**Exercise prompt:** Print the records below word for word, but leave out the pictures.

**Input rows:**

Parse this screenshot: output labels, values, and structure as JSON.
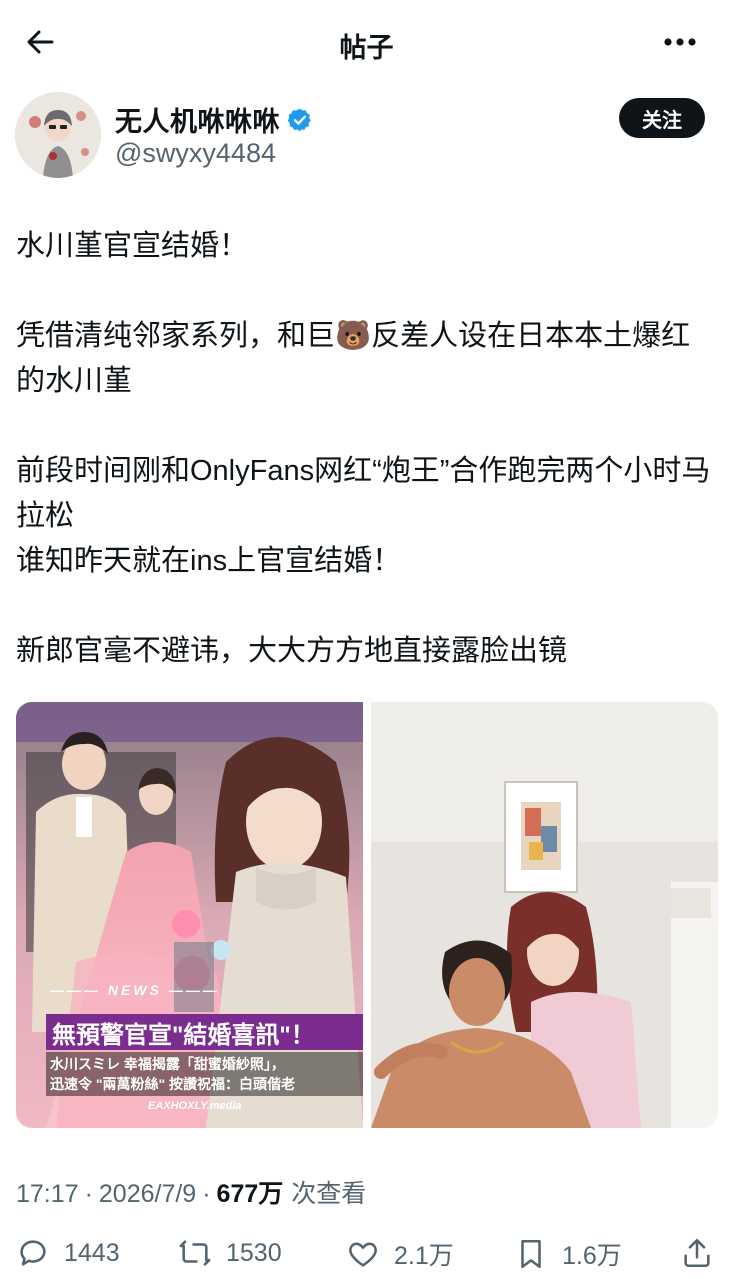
{
  "header": {
    "title": "帖子"
  },
  "author": {
    "display_name": "无人机咻咻咻",
    "handle": "@swyxy4484",
    "verified": true,
    "follow_label": "关注"
  },
  "post": {
    "paragraphs": [
      "水川堇官宣结婚！",
      "凭借清纯邻家系列，和巨🐻反差人设在日本本土爆红的水川堇",
      "前段时间刚和OnlyFans网红“炮王”合作跑完两个小时马拉松\n谁知昨天就在ins上官宣结婚！",
      "新郎官毫不避讳，大大方方地直接露脸出镜"
    ]
  },
  "media": {
    "image1": {
      "news_tag": "NEWS",
      "headline": "無預警官宣\"結婚喜訊\"！",
      "subline_1": "水川スミレ 幸福揭露「甜蜜婚紗照」，",
      "subline_2": "迅速令 \"兩萬粉絲\" 按讚祝福：白頭偕老",
      "watermark": "EAXHOXLY.media"
    }
  },
  "meta": {
    "time": "17:17",
    "separator": "·",
    "date": "2026/7/9",
    "views": "677万",
    "views_label": "次查看"
  },
  "actions": {
    "reply_count": "1443",
    "retweet_count": "1530",
    "like_count": "2.1万",
    "bookmark_count": "1.6万"
  },
  "colors": {
    "text_primary": "#0f1419",
    "text_secondary": "#536471",
    "verified_blue": "#1d9bf0",
    "headline_purple": "#7a2d8f"
  }
}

**Correct output:**
Parse this screenshot: output labels, values, and structure as JSON.
{
  "header": {
    "title": "帖子"
  },
  "author": {
    "display_name": "无人机咻咻咻",
    "handle": "@swyxy4484",
    "verified": true,
    "follow_label": "关注"
  },
  "post": {
    "paragraphs": [
      "水川堇官宣结婚！",
      "凭借清纯邻家系列，和巨🐻反差人设在日本本土爆红的水川堇",
      "前段时间刚和OnlyFans网红“炮王”合作跑完两个小时马拉松\n谁知昨天就在ins上官宣结婚！",
      "新郎官毫不避讳，大大方方地直接露脸出镜"
    ]
  },
  "media": {
    "image1": {
      "news_tag": "NEWS",
      "headline": "無預警官宣\"結婚喜訊\"！",
      "subline_1": "水川スミレ 幸福揭露「甜蜜婚紗照」，",
      "subline_2": "迅速令 \"兩萬粉絲\" 按讚祝福：白頭偕老",
      "watermark": "EAXHOXLY.media"
    }
  },
  "meta": {
    "time": "17:17",
    "separator": "·",
    "date": "2026/7/9",
    "views": "677万",
    "views_label": "次查看"
  },
  "actions": {
    "reply_count": "1443",
    "retweet_count": "1530",
    "like_count": "2.1万",
    "bookmark_count": "1.6万"
  },
  "colors": {
    "text_primary": "#0f1419",
    "text_secondary": "#536471",
    "verified_blue": "#1d9bf0",
    "headline_purple": "#7a2d8f"
  }
}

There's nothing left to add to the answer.